Data section -
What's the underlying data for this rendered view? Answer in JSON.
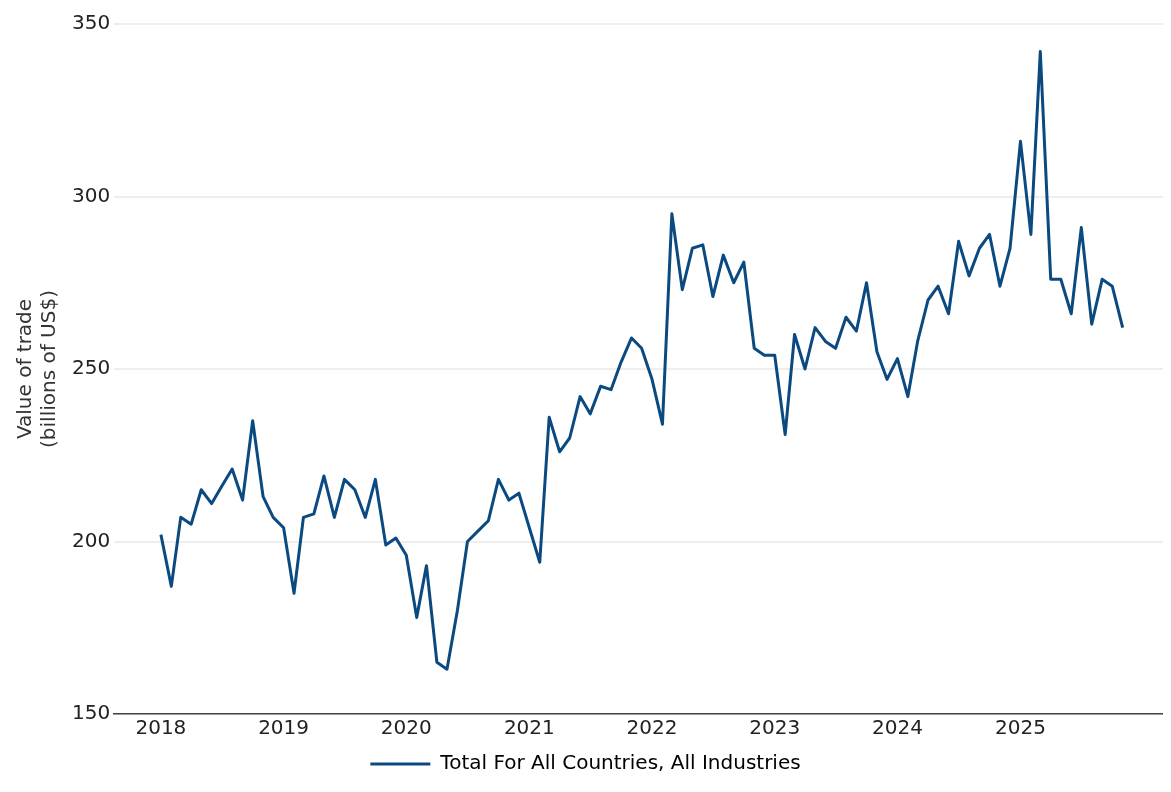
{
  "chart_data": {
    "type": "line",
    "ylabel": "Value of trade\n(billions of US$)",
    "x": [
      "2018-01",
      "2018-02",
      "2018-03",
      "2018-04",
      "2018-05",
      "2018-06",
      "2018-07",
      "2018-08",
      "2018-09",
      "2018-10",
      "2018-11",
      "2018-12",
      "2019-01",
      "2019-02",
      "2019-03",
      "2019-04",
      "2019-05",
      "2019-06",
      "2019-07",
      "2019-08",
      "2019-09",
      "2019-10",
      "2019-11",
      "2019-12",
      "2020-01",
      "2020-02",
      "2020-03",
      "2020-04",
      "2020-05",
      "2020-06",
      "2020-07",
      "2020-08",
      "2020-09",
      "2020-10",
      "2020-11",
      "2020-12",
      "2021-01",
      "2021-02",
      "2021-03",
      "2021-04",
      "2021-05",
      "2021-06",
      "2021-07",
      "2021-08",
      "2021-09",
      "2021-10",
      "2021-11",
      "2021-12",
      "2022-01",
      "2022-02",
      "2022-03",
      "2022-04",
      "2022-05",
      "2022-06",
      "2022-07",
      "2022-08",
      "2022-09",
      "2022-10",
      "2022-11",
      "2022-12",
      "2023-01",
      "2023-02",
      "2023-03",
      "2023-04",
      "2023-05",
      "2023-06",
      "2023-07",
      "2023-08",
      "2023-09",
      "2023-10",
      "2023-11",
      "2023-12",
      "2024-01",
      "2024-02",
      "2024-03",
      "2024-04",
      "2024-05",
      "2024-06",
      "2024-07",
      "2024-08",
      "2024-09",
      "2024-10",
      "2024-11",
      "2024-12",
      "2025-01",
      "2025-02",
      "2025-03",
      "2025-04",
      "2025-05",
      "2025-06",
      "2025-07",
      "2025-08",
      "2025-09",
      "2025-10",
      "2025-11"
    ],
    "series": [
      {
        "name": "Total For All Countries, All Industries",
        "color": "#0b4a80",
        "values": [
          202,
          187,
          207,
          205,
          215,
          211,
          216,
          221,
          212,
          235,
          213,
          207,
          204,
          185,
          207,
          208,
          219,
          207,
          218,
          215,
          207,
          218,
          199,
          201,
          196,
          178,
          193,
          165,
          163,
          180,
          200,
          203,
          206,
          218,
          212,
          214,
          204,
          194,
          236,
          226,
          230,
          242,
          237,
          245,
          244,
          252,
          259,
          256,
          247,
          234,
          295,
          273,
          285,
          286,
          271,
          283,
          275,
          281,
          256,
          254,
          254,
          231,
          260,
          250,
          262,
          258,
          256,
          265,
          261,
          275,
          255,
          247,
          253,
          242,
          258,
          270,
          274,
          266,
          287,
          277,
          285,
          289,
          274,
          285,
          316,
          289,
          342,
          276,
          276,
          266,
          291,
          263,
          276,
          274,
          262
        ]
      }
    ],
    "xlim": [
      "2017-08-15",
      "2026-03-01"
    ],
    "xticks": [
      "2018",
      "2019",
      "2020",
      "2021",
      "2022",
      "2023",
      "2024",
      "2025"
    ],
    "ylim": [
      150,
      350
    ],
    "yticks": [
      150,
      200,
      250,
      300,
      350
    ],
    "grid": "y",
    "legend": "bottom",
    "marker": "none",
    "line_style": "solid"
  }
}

Given task - Give the entries again word for word, but skip the pictures.

Result -
What's the underlying data for this rendered view? Answer in JSON.
{
  "chart_data": {
    "type": "line",
    "ylabel": "Value of trade\n(billions of US$)",
    "x": [
      "2018-01",
      "2018-02",
      "2018-03",
      "2018-04",
      "2018-05",
      "2018-06",
      "2018-07",
      "2018-08",
      "2018-09",
      "2018-10",
      "2018-11",
      "2018-12",
      "2019-01",
      "2019-02",
      "2019-03",
      "2019-04",
      "2019-05",
      "2019-06",
      "2019-07",
      "2019-08",
      "2019-09",
      "2019-10",
      "2019-11",
      "2019-12",
      "2020-01",
      "2020-02",
      "2020-03",
      "2020-04",
      "2020-05",
      "2020-06",
      "2020-07",
      "2020-08",
      "2020-09",
      "2020-10",
      "2020-11",
      "2020-12",
      "2021-01",
      "2021-02",
      "2021-03",
      "2021-04",
      "2021-05",
      "2021-06",
      "2021-07",
      "2021-08",
      "2021-09",
      "2021-10",
      "2021-11",
      "2021-12",
      "2022-01",
      "2022-02",
      "2022-03",
      "2022-04",
      "2022-05",
      "2022-06",
      "2022-07",
      "2022-08",
      "2022-09",
      "2022-10",
      "2022-11",
      "2022-12",
      "2023-01",
      "2023-02",
      "2023-03",
      "2023-04",
      "2023-05",
      "2023-06",
      "2023-07",
      "2023-08",
      "2023-09",
      "2023-10",
      "2023-11",
      "2023-12",
      "2024-01",
      "2024-02",
      "2024-03",
      "2024-04",
      "2024-05",
      "2024-06",
      "2024-07",
      "2024-08",
      "2024-09",
      "2024-10",
      "2024-11",
      "2024-12",
      "2025-01",
      "2025-02",
      "2025-03",
      "2025-04",
      "2025-05",
      "2025-06",
      "2025-07",
      "2025-08",
      "2025-09",
      "2025-10",
      "2025-11"
    ],
    "series": [
      {
        "name": "Total For All Countries, All Industries",
        "color": "#0b4a80",
        "values": [
          202,
          187,
          207,
          205,
          215,
          211,
          216,
          221,
          212,
          235,
          213,
          207,
          204,
          185,
          207,
          208,
          219,
          207,
          218,
          215,
          207,
          218,
          199,
          201,
          196,
          178,
          193,
          165,
          163,
          180,
          200,
          203,
          206,
          218,
          212,
          214,
          204,
          194,
          236,
          226,
          230,
          242,
          237,
          245,
          244,
          252,
          259,
          256,
          247,
          234,
          295,
          273,
          285,
          286,
          271,
          283,
          275,
          281,
          256,
          254,
          254,
          231,
          260,
          250,
          262,
          258,
          256,
          265,
          261,
          275,
          255,
          247,
          253,
          242,
          258,
          270,
          274,
          266,
          287,
          277,
          285,
          289,
          274,
          285,
          316,
          289,
          342,
          276,
          276,
          266,
          291,
          263,
          276,
          274,
          262
        ]
      }
    ],
    "xlim": [
      "2017-08-15",
      "2026-03-01"
    ],
    "xticks": [
      "2018",
      "2019",
      "2020",
      "2021",
      "2022",
      "2023",
      "2024",
      "2025"
    ],
    "ylim": [
      150,
      350
    ],
    "yticks": [
      150,
      200,
      250,
      300,
      350
    ],
    "grid": "y",
    "legend": "bottom",
    "marker": "none",
    "line_style": "solid"
  }
}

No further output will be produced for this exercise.